What to work on –
Repeat each line exactly, leaving nothing out.

[begin Given records]

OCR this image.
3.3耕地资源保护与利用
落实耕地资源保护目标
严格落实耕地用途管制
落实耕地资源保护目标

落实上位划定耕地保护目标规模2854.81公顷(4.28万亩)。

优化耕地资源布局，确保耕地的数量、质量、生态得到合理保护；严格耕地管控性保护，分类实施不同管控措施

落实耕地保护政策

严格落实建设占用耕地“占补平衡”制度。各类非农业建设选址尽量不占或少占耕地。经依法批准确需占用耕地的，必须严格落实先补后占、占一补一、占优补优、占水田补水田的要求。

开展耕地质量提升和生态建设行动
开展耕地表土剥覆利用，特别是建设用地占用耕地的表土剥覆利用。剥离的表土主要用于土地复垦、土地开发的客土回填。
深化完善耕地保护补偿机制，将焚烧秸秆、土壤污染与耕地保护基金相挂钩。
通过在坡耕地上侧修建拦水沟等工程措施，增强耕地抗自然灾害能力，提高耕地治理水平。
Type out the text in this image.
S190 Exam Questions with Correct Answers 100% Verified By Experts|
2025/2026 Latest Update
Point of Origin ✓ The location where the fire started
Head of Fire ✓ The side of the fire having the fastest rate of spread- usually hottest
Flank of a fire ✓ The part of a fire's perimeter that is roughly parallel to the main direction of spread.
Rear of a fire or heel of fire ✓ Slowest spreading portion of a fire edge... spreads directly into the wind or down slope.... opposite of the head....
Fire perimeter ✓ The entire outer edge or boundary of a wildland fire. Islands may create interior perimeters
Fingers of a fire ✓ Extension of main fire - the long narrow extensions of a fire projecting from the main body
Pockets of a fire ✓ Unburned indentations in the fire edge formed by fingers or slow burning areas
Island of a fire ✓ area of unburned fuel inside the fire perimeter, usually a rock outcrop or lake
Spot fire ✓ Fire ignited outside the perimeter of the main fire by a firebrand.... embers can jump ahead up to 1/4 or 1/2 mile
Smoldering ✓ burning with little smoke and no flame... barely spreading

[end Given records]

Task solution –
OCR this image.
3.3耕地资源保护与利用
落实耕地资源保护目标
严格落实耕地用途管制
落实耕地资源保护目标

落实上位划定耕地保护目标规模2854.81公顷(4.28万亩)。

优化耕地资源布局，确保耕地的数量、质量、生态得到合理保护；严格耕地管控性保护，分类实施不同管控措施

落实耕地保护政策

严格落实建设占用耕地“占补平衡”制度。各类非农业建设选址尽量不占或少占耕地。经依法批准确需占用耕地的，必须严格落实先补后占、占一补一、占优补优、占水田补水田的要求。

开展耕地质量提升和生态建设行动
开展耕地表土剥覆利用，特别是建设用地占用耕地的表土剥覆利用。剥离的表土主要用于土地复垦、土地开发的客土回填。
深化完善耕地保护补偿机制，将焚烧秸秆、土壤污染与耕地保护基金相挂钩。
通过在坡耕地上侧修建拦水沟等工程措施，增强耕地抗自然灾害能力，提高耕地治理水平。
Type out the text in this image.
S190 Exam Questions with Correct Answers 100% Verified By Experts|
2025/2026 Latest Update
Point of Origin ✓ The location where the fire started
Head of Fire ✓ The side of the fire having the fastest rate of spread- usually hottest
Flank of a fire ✓ The part of a fire's perimeter that is roughly parallel to the main direction of spread.
Rear of a fire or heel of fire ✓ Slowest spreading portion of a fire edge... spreads directly into the wind or down slope.... opposite of the head....
Fire perimeter ✓ The entire outer edge or boundary of a wildland fire. Islands may create interior perimeters
Fingers of a fire ✓ Extension of main fire - the long narrow extensions of a fire projecting from the main body
Pockets of a fire ✓ Unburned indentations in the fire edge formed by fingers or slow burning areas
Island of a fire ✓ area of unburned fuel inside the fire perimeter, usually a rock outcrop or lake
Spot fire ✓ Fire ignited outside the perimeter of the main fire by a firebrand.... embers can jump ahead up to 1/4 or 1/2 mile
Smoldering ✓ burning with little smoke and no flame... barely spreading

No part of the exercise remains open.